» **Work to be completed**: Pull out each line of the data that includes the word "آنها".

» **Records from a data source**:
==*==

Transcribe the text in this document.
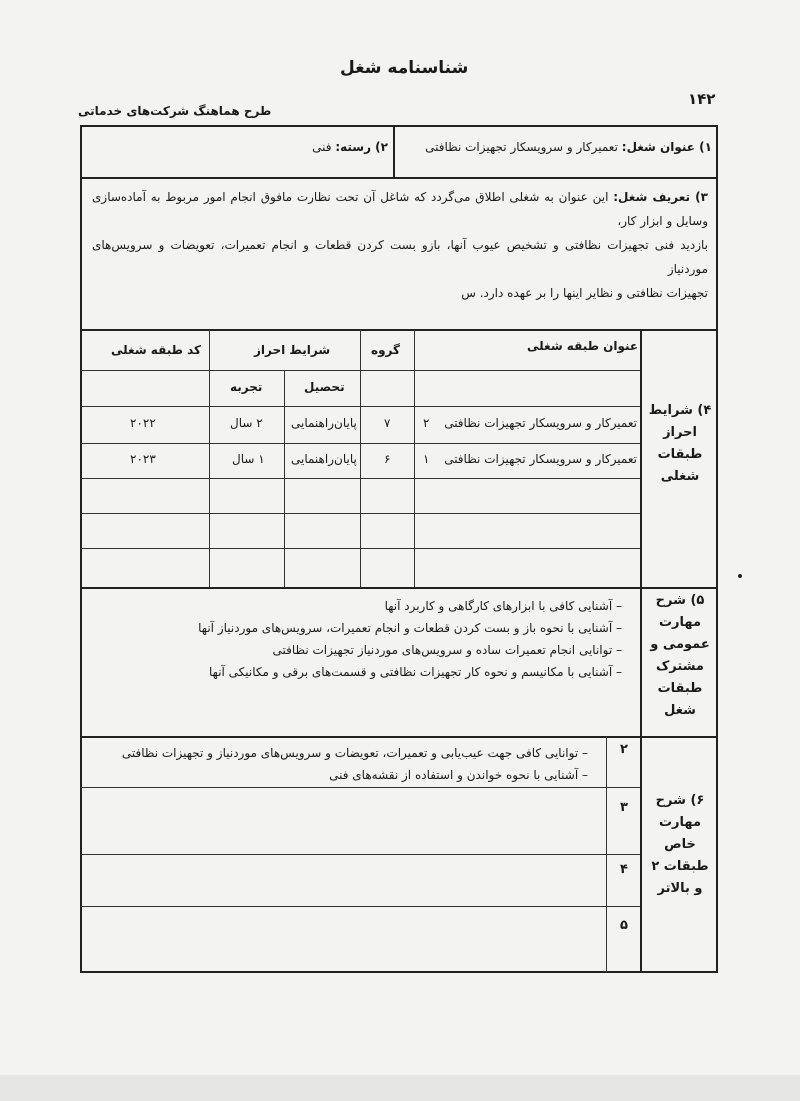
شناسنامه شغل
۱۴۲
طرح هماهنگ شرکت‌های خدماتی
۱) عنوان شغل: تعمیرکار و سرویسکار تجهیزات نظافتی
۲) رسته: فنی
۳) تعریف شغل: این عنوان به شغلی اطلاق می‌گردد که شاغل آن تحت نظارت مافوق انجام امور مربوط به آماده‌سازی وسایل و ابزار کار،
بازدید فنی تجهیزات نظافتی و تشخیص عیوب آنها، بازو بست کردن قطعات و انجام تعمیرات، تعویضات و سرویس‌های موردنیاز
تجهیزات نظافتی و نظایر اینها را بر عهده دارد. س
۴) شرایط
احراز
طبقات
شغلی
عنوان طبقه شغلی
گروه
شرایط احراز
کد طبقه شغلی
تحصیل
تجربه
تعمیرکار و سرویسکار تجهیزات نظافتی
۲
۷
پایان‌راهنمایی
۲ سال
۲۰۲۲
تعمیرکار و سرویسکار تجهیزات نظافتی
۱
۶
پایان‌راهنمایی
۱ سال
۲۰۲۳
۵) شرح
مهارت
عمومی و
مشترک
طبقات
شغل
– آشنایی کافی با ابزارهای کارگاهی و کاربرد آنها
– آشنایی با نحوه باز و بست کردن قطعات و انجام تعمیرات، سرویس‌های موردنیاز آنها
– توانایی انجام تعمیرات ساده و سرویس‌های موردنیاز تجهیزات نظافتی
– آشنایی با مکانیسم و نحوه کار تجهیزات نظافتی و قسمت‌های برقی و مکانیکی آنها
۶) شرح
مهارت
خاص
طبقات ۲
و بالاتر
۲
۳
۴
۵
– توانایی کافی جهت عیب‌یابی و تعمیرات، تعویضات و سرویس‌های موردنیاز و تجهیزات نظافتی
– آشنایی با نحوه خواندن و استفاده از نقشه‌های فنی
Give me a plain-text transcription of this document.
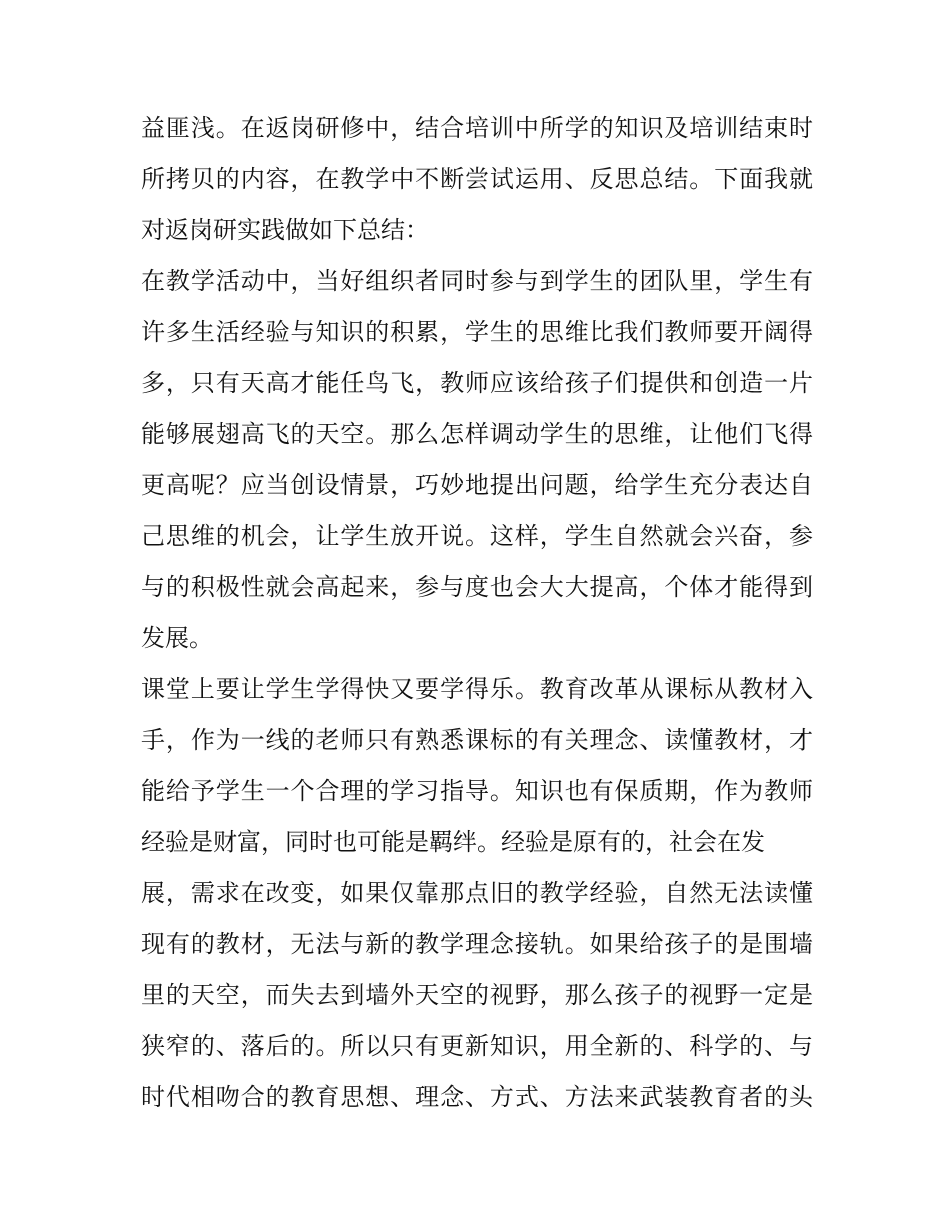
益匪浅。在返岗研修中，结合培训中所学的知识及培训结束时
所拷贝的内容，在教学中不断尝试运用、反思总结。下面我就
对返岗研实践做如下总结：
在教学活动中，当好组织者同时参与到学生的团队里，学生有
许多生活经验与知识的积累，学生的思维比我们教师要开阔得
多，只有天高才能任鸟飞，教师应该给孩子们提供和创造一片
能够展翅高飞的天空。那么怎样调动学生的思维，让他们飞得
更高呢？应当创设情景，巧妙地提出问题，给学生充分表达自
己思维的机会，让学生放开说。这样，学生自然就会兴奋，参
与的积极性就会高起来，参与度也会大大提高，个体才能得到
发展。
课堂上要让学生学得快又要学得乐。教育改革从课标从教材入
手，作为一线的老师只有熟悉课标的有关理念、读懂教材，才
能给予学生一个合理的学习指导。知识也有保质期，作为教师
经验是财富，同时也可能是羁绊。经验是原有的，社会在发
展，需求在改变，如果仅靠那点旧的教学经验，自然无法读懂
现有的教材，无法与新的教学理念接轨。如果给孩子的是围墙
里的天空，而失去到墙外天空的视野，那么孩子的视野一定是
狭窄的、落后的。所以只有更新知识，用全新的、科学的、与
时代相吻合的教育思想、理念、方式、方法来武装教育者的头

==*==

» **The answer**:
بازدید فنی تجهیزات نظافتی و تشخیص عیوب آنها، بازو بست کردن قطعات و انجام تعمیرات، تعویضات و سرویس‌های موردنیاز
– آشنایی کافی با ابزارهای کارگاهی و کاربرد آنها
– آشنایی با نحوه باز و بست کردن قطعات و انجام تعمیرات، سرویس‌های موردنیاز آنها
– آشنایی با مکانیسم و نحوه کار تجهیزات نظافتی و قسمت‌های برقی و مکانیکی آنها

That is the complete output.